- _REQUIREMENTS_:
Your task is to repeat the entries exactly. Leave the pictures out.

-------- DATA EXTRACT --------

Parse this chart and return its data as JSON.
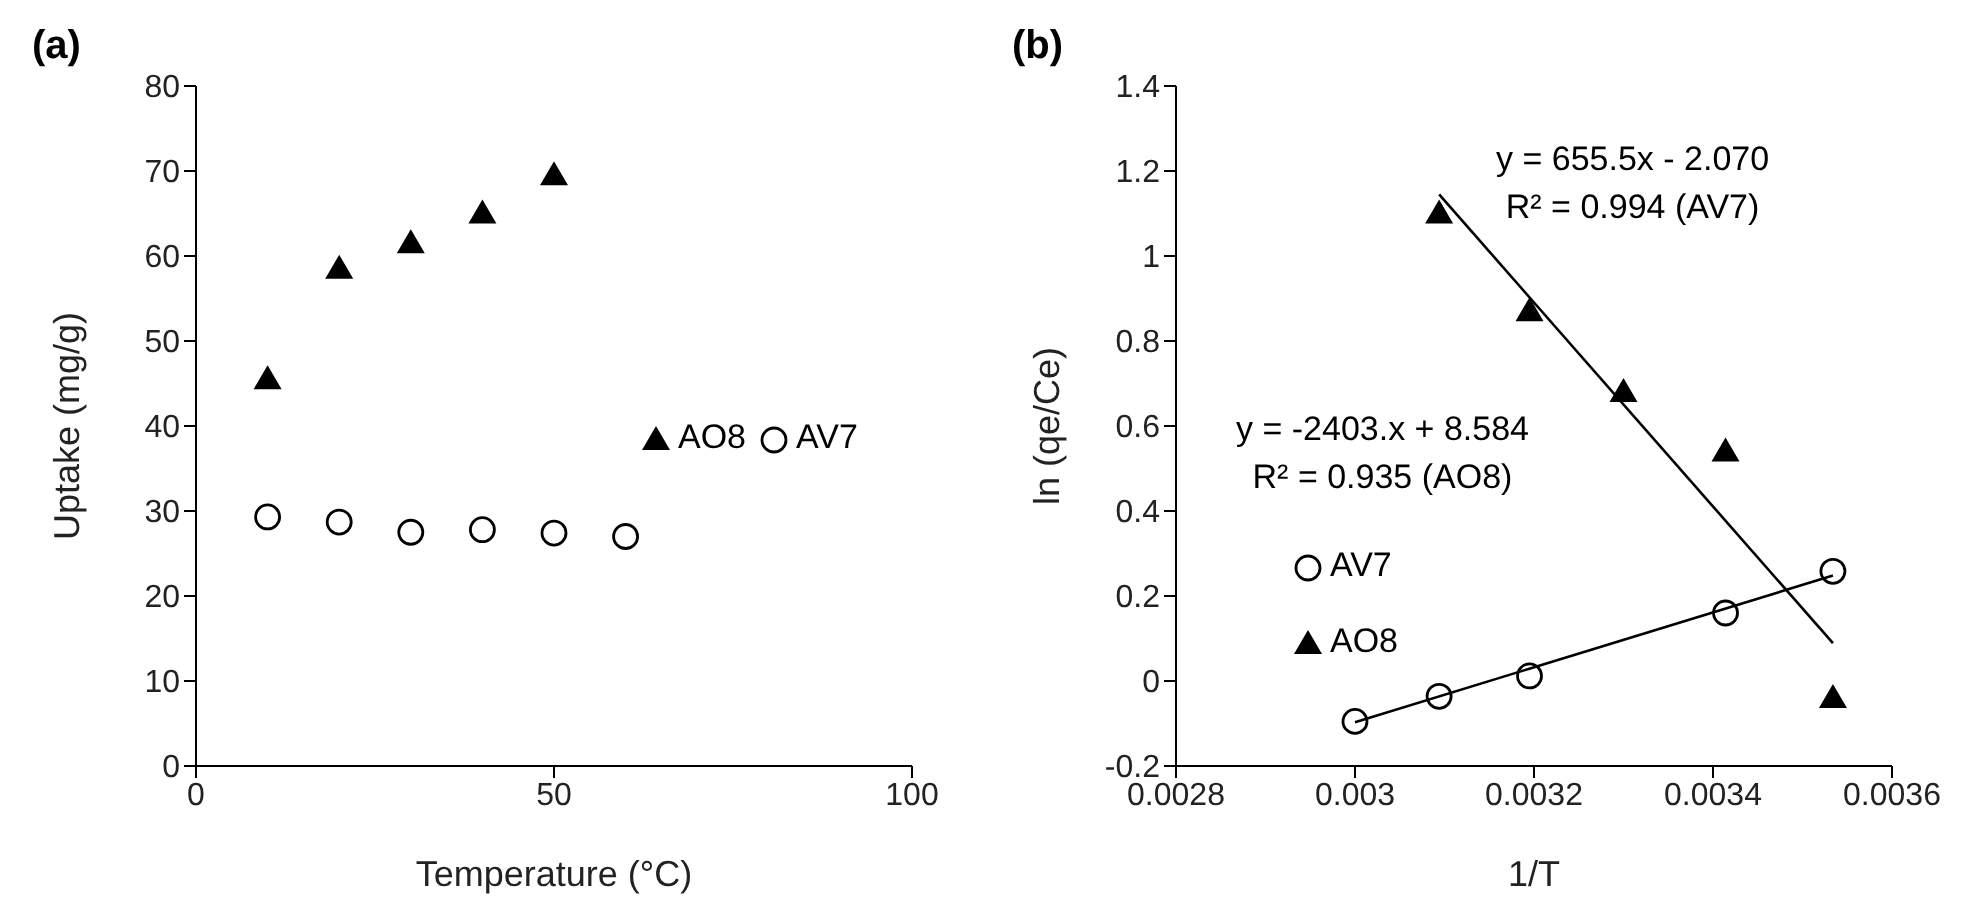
{
  "chart_data": [
    {
      "type": "scatter",
      "title": "(a)",
      "xlabel": "Temperature (°C)",
      "ylabel": "Uptake (mg/g)",
      "xlim": [
        0,
        100
      ],
      "xticks": [
        0,
        50,
        100
      ],
      "ylim": [
        0,
        80
      ],
      "yticks": [
        0,
        10,
        20,
        30,
        40,
        50,
        60,
        70,
        80
      ],
      "grid": false,
      "legend": "right",
      "series": [
        {
          "name": "AO8",
          "color": "#000000",
          "marker": "triangle",
          "x": [
            10,
            20,
            30,
            40,
            50
          ],
          "values": [
            45.5,
            58.5,
            61.5,
            65,
            69.5
          ]
        },
        {
          "name": "AV7",
          "color": "#000000",
          "marker": "circle",
          "x": [
            10,
            20,
            30,
            40,
            50,
            60
          ],
          "values": [
            29.3,
            28.7,
            27.5,
            27.8,
            27.4,
            27.0
          ]
        }
      ]
    },
    {
      "type": "scatter",
      "title": "(b)",
      "xlabel": "1/T",
      "ylabel": "ln (qe/Ce)",
      "xlim": [
        0.0028,
        0.0036
      ],
      "xticks": [
        0.0028,
        0.003,
        0.0032,
        0.0034,
        0.0036
      ],
      "ylim": [
        -0.2,
        1.4
      ],
      "yticks": [
        -0.2,
        0,
        0.2,
        0.4,
        0.6,
        0.8,
        1,
        1.2,
        1.4
      ],
      "grid": false,
      "legend": "left",
      "annotations": [
        "y = 655.5x - 2.070\nR² = 0.994 (AV7)",
        "y = -2403.x + 8.584\nR² = 0.935 (AO8)"
      ],
      "series": [
        {
          "name": "AV7",
          "color": "#000000",
          "marker": "circle",
          "x": [
            0.003,
            0.003094,
            0.003195,
            0.003414,
            0.003534
          ],
          "values": [
            -0.095,
            -0.036,
            0.012,
            0.16,
            0.258
          ]
        },
        {
          "name": "AO8",
          "color": "#000000",
          "marker": "triangle",
          "x": [
            0.003094,
            0.003195,
            0.0033,
            0.003414,
            0.003534
          ],
          "values": [
            1.1,
            0.87,
            0.68,
            0.54,
            -0.04
          ]
        },
        {
          "type": "line",
          "color": "#000000",
          "marker": "none",
          "line_style": "solid",
          "x": [
            0.003,
            0.003534
          ],
          "values": [
            -0.097,
            0.248
          ]
        },
        {
          "type": "line",
          "color": "#000000",
          "marker": "none",
          "line_style": "solid",
          "x": [
            0.003094,
            0.003534
          ],
          "values": [
            1.145,
            0.089
          ]
        }
      ]
    }
  ]
}
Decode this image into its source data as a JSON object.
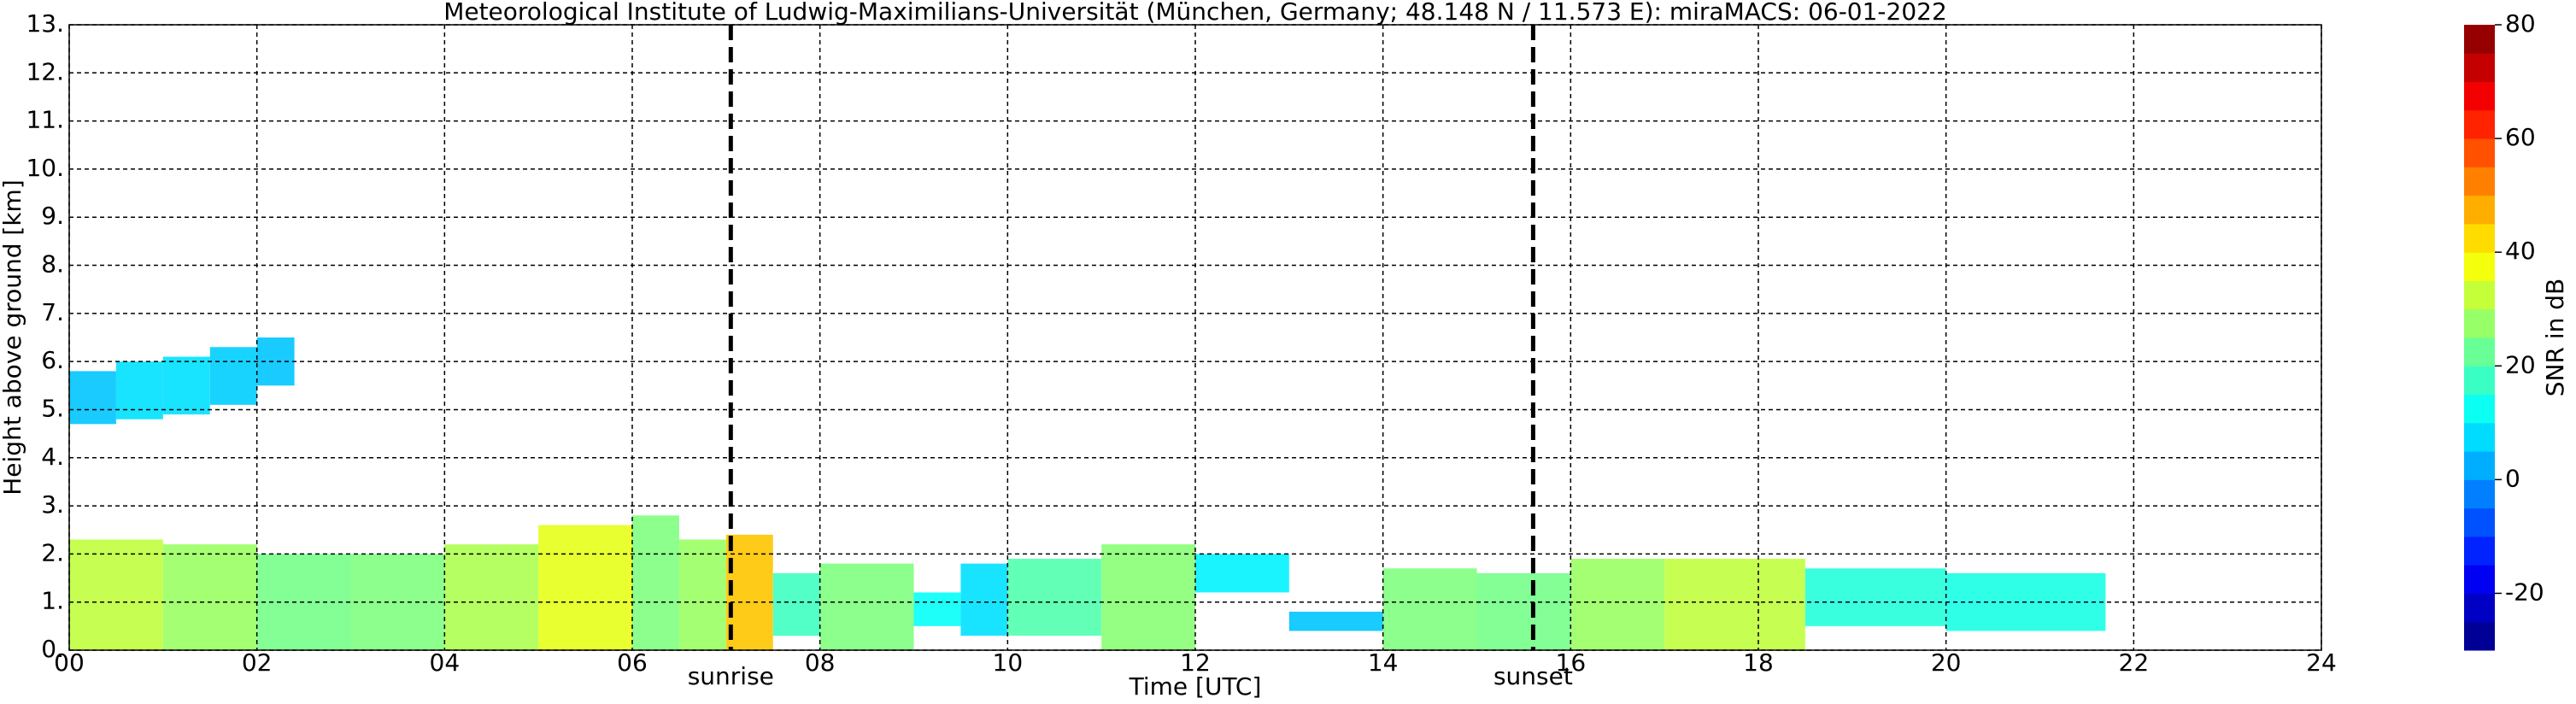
{
  "chart_data": {
    "type": "time-height",
    "title": "Meteorological Institute of Ludwig-Maximilians-Universität (München, Germany; 48.148 N / 11.573 E):    miraMACS: 06-01-2022",
    "x_label": "Time [UTC]",
    "y_label": "Height above ground [km]",
    "colorbar_label": "SNR in dB",
    "xlim": [
      0,
      24
    ],
    "xticks": [
      {
        "value": 0,
        "label": "00"
      },
      {
        "value": 2,
        "label": "02"
      },
      {
        "value": 4,
        "label": "04"
      },
      {
        "value": 6,
        "label": "06"
      },
      {
        "value": 8,
        "label": "08"
      },
      {
        "value": 10,
        "label": "10"
      },
      {
        "value": 12,
        "label": "12"
      },
      {
        "value": 14,
        "label": "14"
      },
      {
        "value": 16,
        "label": "16"
      },
      {
        "value": 18,
        "label": "18"
      },
      {
        "value": 20,
        "label": "20"
      },
      {
        "value": 22,
        "label": "22"
      },
      {
        "value": 24,
        "label": "24"
      }
    ],
    "ylim": [
      0,
      13
    ],
    "yticks": [
      {
        "value": 0,
        "label": "0."
      },
      {
        "value": 1,
        "label": "1."
      },
      {
        "value": 2,
        "label": "2."
      },
      {
        "value": 3,
        "label": "3."
      },
      {
        "value": 4,
        "label": "4."
      },
      {
        "value": 5,
        "label": "5."
      },
      {
        "value": 6,
        "label": "6."
      },
      {
        "value": 7,
        "label": "7."
      },
      {
        "value": 8,
        "label": "8."
      },
      {
        "value": 9,
        "label": "9."
      },
      {
        "value": 10,
        "label": "10."
      },
      {
        "value": 11,
        "label": "11."
      },
      {
        "value": 12,
        "label": "12."
      },
      {
        "value": 13,
        "label": "13."
      }
    ],
    "clim": [
      -30,
      80
    ],
    "cticks": [
      -20,
      0,
      20,
      40,
      60,
      80
    ],
    "grid": true,
    "layers": [
      {
        "bins": [
          0,
          0.5,
          1,
          1.5,
          2,
          2.4
        ],
        "base": [
          4.7,
          4.8,
          4.9,
          5.1,
          5.5
        ],
        "top": [
          5.8,
          6.0,
          6.1,
          6.3,
          6.5
        ],
        "snr": [
          5,
          8,
          8,
          6,
          5
        ]
      },
      {
        "bins": [
          0,
          1,
          2,
          3,
          4,
          5,
          6,
          6.5,
          7,
          7.5,
          8,
          9,
          9.5,
          10,
          11,
          12,
          13,
          14,
          15,
          16,
          17,
          18.5,
          20,
          21.7
        ],
        "base": [
          0,
          0,
          0,
          0,
          0,
          0,
          0,
          0,
          0,
          0.3,
          0,
          0.5,
          0.3,
          0.3,
          0,
          1.2,
          0.4,
          0,
          0,
          0,
          0,
          0.5,
          0.4
        ],
        "top": [
          2.3,
          2.2,
          2.0,
          2.0,
          2.2,
          2.6,
          2.8,
          2.3,
          2.4,
          1.6,
          1.8,
          1.2,
          1.8,
          1.9,
          2.2,
          2.0,
          0.8,
          1.7,
          1.6,
          1.9,
          1.9,
          1.7,
          1.6
        ],
        "snr": [
          32,
          28,
          24,
          25,
          30,
          36,
          25,
          28,
          45,
          18,
          25,
          12,
          8,
          20,
          26,
          10,
          5,
          25,
          24,
          28,
          32,
          15,
          14
        ]
      }
    ],
    "markers": [
      {
        "label": "sunrise",
        "x": 7.05
      },
      {
        "label": "sunset",
        "x": 15.6
      }
    ]
  }
}
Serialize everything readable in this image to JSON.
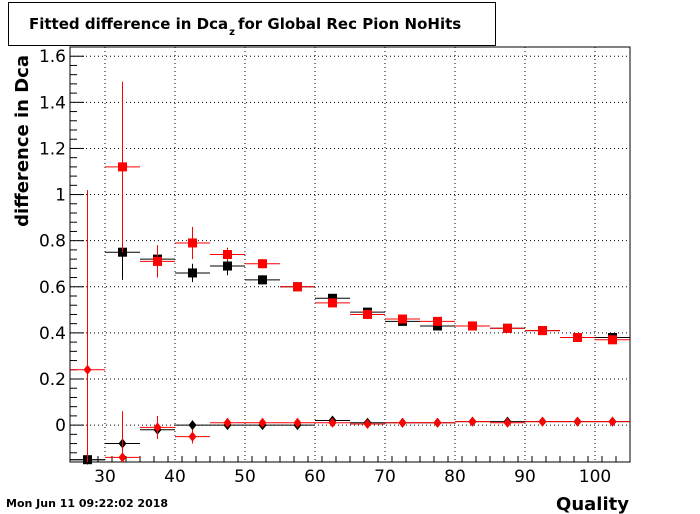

--------

- _WRITTEN ANSWER_:
Parse this chart and return its data as JSON.
{
  "chart_data": [
    {
      "type": "scatter",
      "title": "(a)",
      "xlabel": "Temperature (°C)",
      "ylabel": "Uptake (mg/g)",
      "xlim": [
        0,
        100
      ],
      "xticks": [
        0,
        50,
        100
      ],
      "ylim": [
        0,
        80
      ],
      "yticks": [
        0,
        10,
        20,
        30,
        40,
        50,
        60,
        70,
        80
      ],
      "grid": false,
      "legend": "right",
      "series": [
        {
          "name": "AO8",
          "color": "#000000",
          "marker": "triangle",
          "x": [
            10,
            20,
            30,
            40,
            50
          ],
          "values": [
            45.5,
            58.5,
            61.5,
            65,
            69.5
          ]
        },
        {
          "name": "AV7",
          "color": "#000000",
          "marker": "circle",
          "x": [
            10,
            20,
            30,
            40,
            50,
            60
          ],
          "values": [
            29.3,
            28.7,
            27.5,
            27.8,
            27.4,
            27.0
          ]
        }
      ]
    },
    {
      "type": "scatter",
      "title": "(b)",
      "xlabel": "1/T",
      "ylabel": "ln (qe/Ce)",
      "xlim": [
        0.0028,
        0.0036
      ],
      "xticks": [
        0.0028,
        0.003,
        0.0032,
        0.0034,
        0.0036
      ],
      "ylim": [
        -0.2,
        1.4
      ],
      "yticks": [
        -0.2,
        0,
        0.2,
        0.4,
        0.6,
        0.8,
        1,
        1.2,
        1.4
      ],
      "grid": false,
      "legend": "left",
      "annotations": [
        "y = 655.5x - 2.070\nR² = 0.994 (AV7)",
        "y = -2403.x + 8.584\nR² = 0.935 (AO8)"
      ],
      "series": [
        {
          "name": "AV7",
          "color": "#000000",
          "marker": "circle",
          "x": [
            0.003,
            0.003094,
            0.003195,
            0.003414,
            0.003534
          ],
          "values": [
            -0.095,
            -0.036,
            0.012,
            0.16,
            0.258
          ]
        },
        {
          "name": "AO8",
          "color": "#000000",
          "marker": "triangle",
          "x": [
            0.003094,
            0.003195,
            0.0033,
            0.003414,
            0.003534
          ],
          "values": [
            1.1,
            0.87,
            0.68,
            0.54,
            -0.04
          ]
        },
        {
          "type": "line",
          "color": "#000000",
          "marker": "none",
          "line_style": "solid",
          "x": [
            0.003,
            0.003534
          ],
          "values": [
            -0.097,
            0.248
          ]
        },
        {
          "type": "line",
          "color": "#000000",
          "marker": "none",
          "line_style": "solid",
          "x": [
            0.003094,
            0.003534
          ],
          "values": [
            1.145,
            0.089
          ]
        }
      ]
    }
  ]
}
Decode this image into its source data as a JSON object.
{
  "chart_data": {
    "type": "time-height",
    "title": "Meteorological Institute of Ludwig-Maximilians-Universität (München, Germany; 48.148 N / 11.573 E):    miraMACS: 06-01-2022",
    "x_label": "Time [UTC]",
    "y_label": "Height above ground [km]",
    "colorbar_label": "SNR in dB",
    "xlim": [
      0,
      24
    ],
    "xticks": [
      {
        "value": 0,
        "label": "00"
      },
      {
        "value": 2,
        "label": "02"
      },
      {
        "value": 4,
        "label": "04"
      },
      {
        "value": 6,
        "label": "06"
      },
      {
        "value": 8,
        "label": "08"
      },
      {
        "value": 10,
        "label": "10"
      },
      {
        "value": 12,
        "label": "12"
      },
      {
        "value": 14,
        "label": "14"
      },
      {
        "value": 16,
        "label": "16"
      },
      {
        "value": 18,
        "label": "18"
      },
      {
        "value": 20,
        "label": "20"
      },
      {
        "value": 22,
        "label": "22"
      },
      {
        "value": 24,
        "label": "24"
      }
    ],
    "ylim": [
      0,
      13
    ],
    "yticks": [
      {
        "value": 0,
        "label": "0."
      },
      {
        "value": 1,
        "label": "1."
      },
      {
        "value": 2,
        "label": "2."
      },
      {
        "value": 3,
        "label": "3."
      },
      {
        "value": 4,
        "label": "4."
      },
      {
        "value": 5,
        "label": "5."
      },
      {
        "value": 6,
        "label": "6."
      },
      {
        "value": 7,
        "label": "7."
      },
      {
        "value": 8,
        "label": "8."
      },
      {
        "value": 9,
        "label": "9."
      },
      {
        "value": 10,
        "label": "10."
      },
      {
        "value": 11,
        "label": "11."
      },
      {
        "value": 12,
        "label": "12."
      },
      {
        "value": 13,
        "label": "13."
      }
    ],
    "clim": [
      -30,
      80
    ],
    "cticks": [
      -20,
      0,
      20,
      40,
      60,
      80
    ],
    "grid": true,
    "layers": [
      {
        "bins": [
          0,
          0.5,
          1,
          1.5,
          2,
          2.4
        ],
        "base": [
          4.7,
          4.8,
          4.9,
          5.1,
          5.5
        ],
        "top": [
          5.8,
          6.0,
          6.1,
          6.3,
          6.5
        ],
        "snr": [
          5,
          8,
          8,
          6,
          5
        ]
      },
      {
        "bins": [
          0,
          1,
          2,
          3,
          4,
          5,
          6,
          6.5,
          7,
          7.5,
          8,
          9,
          9.5,
          10,
          11,
          12,
          13,
          14,
          15,
          16,
          17,
          18.5,
          20,
          21.7
        ],
        "base": [
          0,
          0,
          0,
          0,
          0,
          0,
          0,
          0,
          0,
          0.3,
          0,
          0.5,
          0.3,
          0.3,
          0,
          1.2,
          0.4,
          0,
          0,
          0,
          0,
          0.5,
          0.4
        ],
        "top": [
          2.3,
          2.2,
          2.0,
          2.0,
          2.2,
          2.6,
          2.8,
          2.3,
          2.4,
          1.6,
          1.8,
          1.2,
          1.8,
          1.9,
          2.2,
          2.0,
          0.8,
          1.7,
          1.6,
          1.9,
          1.9,
          1.7,
          1.6
        ],
        "snr": [
          32,
          28,
          24,
          25,
          30,
          36,
          25,
          28,
          45,
          18,
          25,
          12,
          8,
          20,
          26,
          10,
          5,
          25,
          24,
          28,
          32,
          15,
          14
        ]
      }
    ],
    "markers": [
      {
        "label": "sunrise",
        "x": 7.05
      },
      {
        "label": "sunset",
        "x": 15.6
      }
    ]
  }
}
Serialize everything readable in this image to JSON.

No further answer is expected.